**TASK DESCRIPTION**
Reproduce verbatim the stretch of the evolution discussion below that begins with the words "And it makes" and ends with "Make me understand.".

**SOURCE DOCUMENT**
::::::
And it makes your view divorced from reality, because freedom is central to the way the universe works.
I'm not "fantasizing" about choosing at all. I don't even understand what you mean by "choosing."
Please stop telling my how I don't understand and CLARIFY YOURSELF! Make me understand.

"Evolutionists" believe in evolution because science is disciplined, facts are carefully reserched and the decisions drawn from them repeatedly tested -- with rigorous discipline.
Again: If all the different life forms did not develop through evolution, how did they get here?
 

Sapiens

Polymathematician
On closer inspection all these socalled useless leftovers serve a function.

But you are right that evolution theory predicts lots of useless and inefficient organisms, due to the randomness of mutations. Evolution theory predicts organisms to be sort of monsters with lots of useless bulges and weird things which natural selection slowly weeds out. And mathematics show that the total chaos of random mutation wins against selection.
::::::
(Stored data entries)
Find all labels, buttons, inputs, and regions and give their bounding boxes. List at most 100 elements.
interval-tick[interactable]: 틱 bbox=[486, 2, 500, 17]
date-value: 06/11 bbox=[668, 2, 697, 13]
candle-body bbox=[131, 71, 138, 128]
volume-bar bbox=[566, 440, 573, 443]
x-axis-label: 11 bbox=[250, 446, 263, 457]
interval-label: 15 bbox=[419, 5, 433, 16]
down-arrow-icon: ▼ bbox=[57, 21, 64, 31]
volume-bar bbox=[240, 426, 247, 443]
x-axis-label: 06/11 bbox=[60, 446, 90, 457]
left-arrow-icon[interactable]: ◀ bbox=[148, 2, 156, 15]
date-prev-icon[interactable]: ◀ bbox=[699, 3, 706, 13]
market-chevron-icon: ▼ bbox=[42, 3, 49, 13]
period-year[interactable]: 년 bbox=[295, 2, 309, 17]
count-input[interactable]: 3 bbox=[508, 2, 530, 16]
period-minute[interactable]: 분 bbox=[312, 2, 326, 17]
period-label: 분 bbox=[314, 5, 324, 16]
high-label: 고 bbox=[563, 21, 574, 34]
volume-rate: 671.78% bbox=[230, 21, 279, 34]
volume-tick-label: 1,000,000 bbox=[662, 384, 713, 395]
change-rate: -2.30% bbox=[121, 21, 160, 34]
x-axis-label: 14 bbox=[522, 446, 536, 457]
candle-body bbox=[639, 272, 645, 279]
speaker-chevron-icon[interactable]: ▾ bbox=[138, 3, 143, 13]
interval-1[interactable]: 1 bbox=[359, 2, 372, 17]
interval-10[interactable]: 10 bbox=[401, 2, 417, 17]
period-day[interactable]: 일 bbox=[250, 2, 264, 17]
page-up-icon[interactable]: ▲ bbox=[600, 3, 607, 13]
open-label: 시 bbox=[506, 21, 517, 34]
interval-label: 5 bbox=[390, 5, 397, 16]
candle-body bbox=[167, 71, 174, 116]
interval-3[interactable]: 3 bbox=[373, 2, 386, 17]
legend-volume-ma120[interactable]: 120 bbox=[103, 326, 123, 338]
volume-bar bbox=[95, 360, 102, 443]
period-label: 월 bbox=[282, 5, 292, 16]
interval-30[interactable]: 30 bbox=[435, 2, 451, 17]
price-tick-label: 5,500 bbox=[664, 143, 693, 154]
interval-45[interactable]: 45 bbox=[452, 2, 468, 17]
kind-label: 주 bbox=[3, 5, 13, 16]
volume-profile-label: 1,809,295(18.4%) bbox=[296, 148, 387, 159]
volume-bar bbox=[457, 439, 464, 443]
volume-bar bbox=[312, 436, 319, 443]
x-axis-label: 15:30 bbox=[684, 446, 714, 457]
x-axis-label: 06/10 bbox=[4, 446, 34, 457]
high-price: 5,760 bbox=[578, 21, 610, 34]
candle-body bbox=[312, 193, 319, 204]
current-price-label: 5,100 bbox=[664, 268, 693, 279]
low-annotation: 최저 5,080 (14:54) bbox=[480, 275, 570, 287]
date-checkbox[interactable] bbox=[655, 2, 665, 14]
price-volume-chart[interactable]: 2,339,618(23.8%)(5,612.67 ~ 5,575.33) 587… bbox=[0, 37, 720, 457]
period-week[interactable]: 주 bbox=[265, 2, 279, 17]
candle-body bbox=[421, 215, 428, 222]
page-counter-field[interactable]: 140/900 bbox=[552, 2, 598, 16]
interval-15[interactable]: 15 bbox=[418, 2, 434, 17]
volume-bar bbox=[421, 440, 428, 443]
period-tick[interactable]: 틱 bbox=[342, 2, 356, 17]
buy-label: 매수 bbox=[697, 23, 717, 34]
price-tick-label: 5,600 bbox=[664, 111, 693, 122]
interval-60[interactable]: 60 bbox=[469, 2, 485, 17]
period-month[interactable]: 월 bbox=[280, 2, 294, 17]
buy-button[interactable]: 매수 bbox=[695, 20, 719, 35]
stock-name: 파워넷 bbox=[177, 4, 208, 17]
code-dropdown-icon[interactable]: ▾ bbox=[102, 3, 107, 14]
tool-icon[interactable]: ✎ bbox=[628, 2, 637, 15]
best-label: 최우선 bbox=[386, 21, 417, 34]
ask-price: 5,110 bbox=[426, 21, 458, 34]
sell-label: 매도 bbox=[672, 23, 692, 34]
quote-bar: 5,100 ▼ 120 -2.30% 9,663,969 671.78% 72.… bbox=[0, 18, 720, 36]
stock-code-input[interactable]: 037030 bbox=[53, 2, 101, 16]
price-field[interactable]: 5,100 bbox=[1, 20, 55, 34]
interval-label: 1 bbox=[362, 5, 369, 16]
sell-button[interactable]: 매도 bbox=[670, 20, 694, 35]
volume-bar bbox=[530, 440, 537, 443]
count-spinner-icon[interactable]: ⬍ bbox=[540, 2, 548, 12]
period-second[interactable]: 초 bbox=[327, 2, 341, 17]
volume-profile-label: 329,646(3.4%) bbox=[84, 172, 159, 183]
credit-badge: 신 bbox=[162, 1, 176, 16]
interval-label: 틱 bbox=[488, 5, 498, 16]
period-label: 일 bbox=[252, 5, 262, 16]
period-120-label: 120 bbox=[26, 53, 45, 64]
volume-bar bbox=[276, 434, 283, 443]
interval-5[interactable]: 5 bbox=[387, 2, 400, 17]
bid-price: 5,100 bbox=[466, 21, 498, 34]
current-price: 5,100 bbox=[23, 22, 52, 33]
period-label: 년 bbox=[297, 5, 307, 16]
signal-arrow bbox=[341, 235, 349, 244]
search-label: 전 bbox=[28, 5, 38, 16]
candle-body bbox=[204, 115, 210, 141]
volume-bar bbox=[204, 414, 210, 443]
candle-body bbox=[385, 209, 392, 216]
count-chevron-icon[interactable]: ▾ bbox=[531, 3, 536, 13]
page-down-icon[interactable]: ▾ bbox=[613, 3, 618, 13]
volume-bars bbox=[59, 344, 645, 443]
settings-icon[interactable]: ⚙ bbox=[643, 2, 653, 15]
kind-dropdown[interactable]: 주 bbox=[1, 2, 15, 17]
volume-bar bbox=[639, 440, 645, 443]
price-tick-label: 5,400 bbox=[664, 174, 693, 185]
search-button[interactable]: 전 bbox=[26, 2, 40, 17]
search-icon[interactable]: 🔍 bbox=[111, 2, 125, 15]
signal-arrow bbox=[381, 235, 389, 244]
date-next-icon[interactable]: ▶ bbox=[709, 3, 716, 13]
::::::
**SOLUTION TO THE PROBLEM**
And it makes your view divorced from reality, because freedom is central to the way the universe works.
I'm not "fantasizing" about choosing at all. I don't even understand what you mean by "choosing."
Please stop telling my how I don't understand and CLARIFY YOURSELF! Make me understand.